*Exercise directions*
Pull each line holding the word "like" from the data.

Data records
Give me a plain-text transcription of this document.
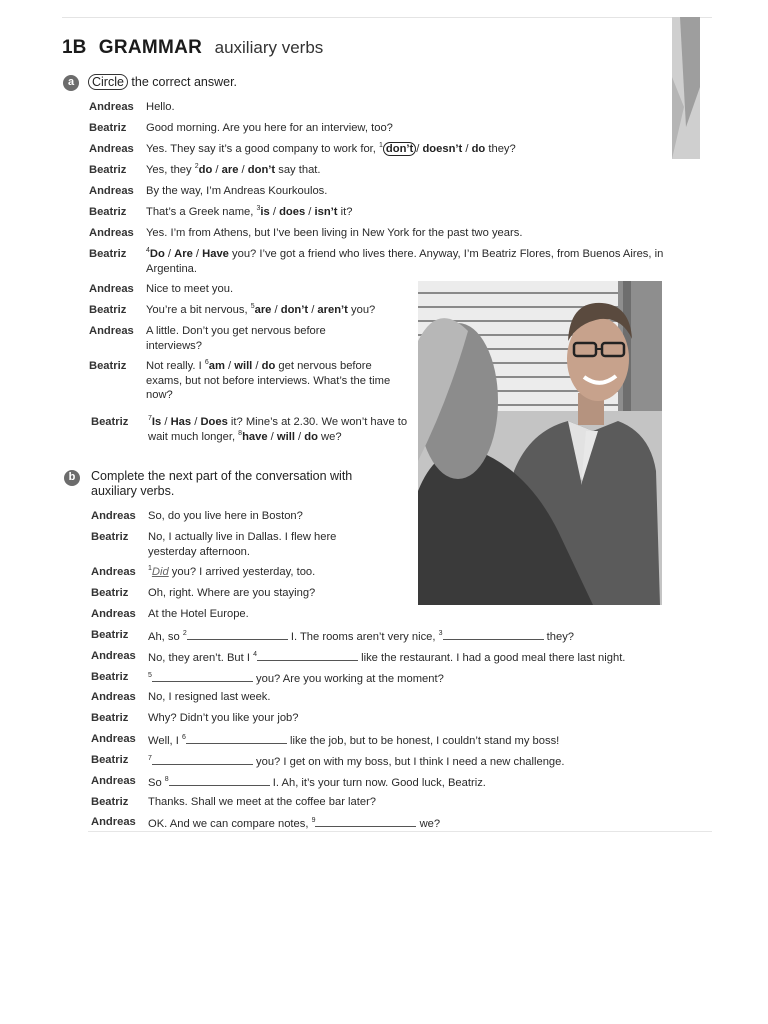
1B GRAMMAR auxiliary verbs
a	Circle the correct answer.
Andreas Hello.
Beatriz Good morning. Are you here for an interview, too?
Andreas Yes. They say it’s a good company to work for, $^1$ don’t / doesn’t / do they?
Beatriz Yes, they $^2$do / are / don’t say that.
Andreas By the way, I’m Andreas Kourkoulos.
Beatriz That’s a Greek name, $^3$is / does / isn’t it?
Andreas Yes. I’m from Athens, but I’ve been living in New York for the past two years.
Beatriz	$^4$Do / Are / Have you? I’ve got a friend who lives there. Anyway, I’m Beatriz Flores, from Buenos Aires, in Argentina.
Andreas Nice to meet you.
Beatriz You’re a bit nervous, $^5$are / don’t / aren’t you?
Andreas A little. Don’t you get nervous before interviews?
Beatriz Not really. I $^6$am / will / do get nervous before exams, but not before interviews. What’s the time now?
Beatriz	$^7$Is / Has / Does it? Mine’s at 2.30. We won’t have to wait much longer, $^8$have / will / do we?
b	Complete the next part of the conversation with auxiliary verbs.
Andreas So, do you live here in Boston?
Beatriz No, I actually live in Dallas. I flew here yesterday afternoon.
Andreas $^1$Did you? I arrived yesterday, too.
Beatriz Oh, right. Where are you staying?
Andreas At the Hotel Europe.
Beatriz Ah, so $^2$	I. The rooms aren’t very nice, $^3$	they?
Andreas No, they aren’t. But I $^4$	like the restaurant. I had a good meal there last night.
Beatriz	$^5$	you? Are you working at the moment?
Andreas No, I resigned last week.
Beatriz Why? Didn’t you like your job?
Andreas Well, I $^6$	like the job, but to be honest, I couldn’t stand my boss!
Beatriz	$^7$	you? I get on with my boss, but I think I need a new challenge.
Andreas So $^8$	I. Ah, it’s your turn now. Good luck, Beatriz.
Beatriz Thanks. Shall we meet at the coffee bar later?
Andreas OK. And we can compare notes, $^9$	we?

*Result of this exercise*
Andreas No, they aren’t. But I $^4$	like the restaurant. I had a good meal there last night.
Beatriz Why? Didn’t you like your job?
Andreas Well, I $^6$	like the job, but to be honest, I couldn’t stand my boss!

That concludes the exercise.